**What to do:** Word for word, set down the records and skip each picture.
++++++++++
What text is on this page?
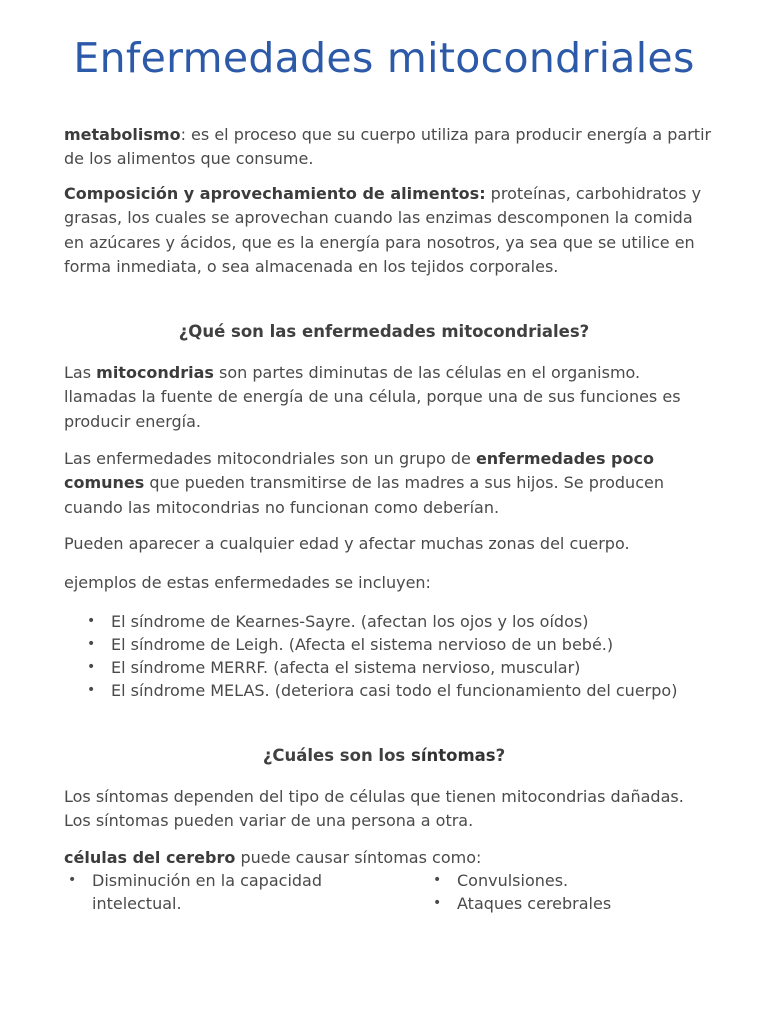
Enfermedades mitocondriales

metabolismo: es el proceso que su cuerpo utiliza para producir energía a partir de los alimentos que consume.

Composición y aprovechamiento de alimentos: proteínas, carbohidratos y grasas, los cuales se aprovechan cuando las enzimas descomponen la comida en azúcares y ácidos, que es la energía para nosotros, ya sea que se utilice en forma inmediata, o sea almacenada en los tejidos corporales.

¿Qué son las enfermedades mitocondriales?

Las mitocondrias son partes diminutas de las células en el organismo. llamadas la fuente de energía de una célula, porque una de sus funciones es producir energía.

Las enfermedades mitocondriales son un grupo de enfermedades poco comunes que pueden transmitirse de las madres a sus hijos. Se producen cuando las mitocondrias no funcionan como deberían.

Pueden aparecer a cualquier edad y afectar muchas zonas del cuerpo.

ejemplos de estas enfermedades se incluyen:

• El síndrome de Kearnes-Sayre. (afectan los ojos y los oídos)
• El síndrome de Leigh. (Afecta el sistema nervioso de un bebé.)
• El síndrome MERRF. (afecta el sistema nervioso, muscular)
• El síndrome MELAS. (deteriora casi todo el funcionamiento del cuerpo)
¿Cuáles son los síntomas?

Los síntomas dependen del tipo de células que tienen mitocondrias dañadas. Los síntomas pueden variar de una persona a otra.

células del cerebro puede causar síntomas como:

• Disminución en la capacidad intelectual.
• Convulsiones.
• Ataques cerebrales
++++++++++
**Exercise solution:**
What text is on this page?
Enfermedades mitocondriales

metabolismo: es el proceso que su cuerpo utiliza para producir energía a partir de los alimentos que consume.

Composición y aprovechamiento de alimentos: proteínas, carbohidratos y grasas, los cuales se aprovechan cuando las enzimas descomponen la comida en azúcares y ácidos, que es la energía para nosotros, ya sea que se utilice en forma inmediata, o sea almacenada en los tejidos corporales.

¿Qué son las enfermedades mitocondriales?

Las mitocondrias son partes diminutas de las células en el organismo. llamadas la fuente de energía de una célula, porque una de sus funciones es producir energía.

Las enfermedades mitocondriales son un grupo de enfermedades poco comunes que pueden transmitirse de las madres a sus hijos. Se producen cuando las mitocondrias no funcionan como deberían.

Pueden aparecer a cualquier edad y afectar muchas zonas del cuerpo.

ejemplos de estas enfermedades se incluyen:

• El síndrome de Kearnes-Sayre. (afectan los ojos y los oídos)
• El síndrome de Leigh. (Afecta el sistema nervioso de un bebé.)
• El síndrome MERRF. (afecta el sistema nervioso, muscular)
• El síndrome MELAS. (deteriora casi todo el funcionamiento del cuerpo)
¿Cuáles son los síntomas?

Los síntomas dependen del tipo de células que tienen mitocondrias dañadas. Los síntomas pueden variar de una persona a otra.

células del cerebro puede causar síntomas como:

• Disminución en la capacidad intelectual.
• Convulsiones.
• Ataques cerebrales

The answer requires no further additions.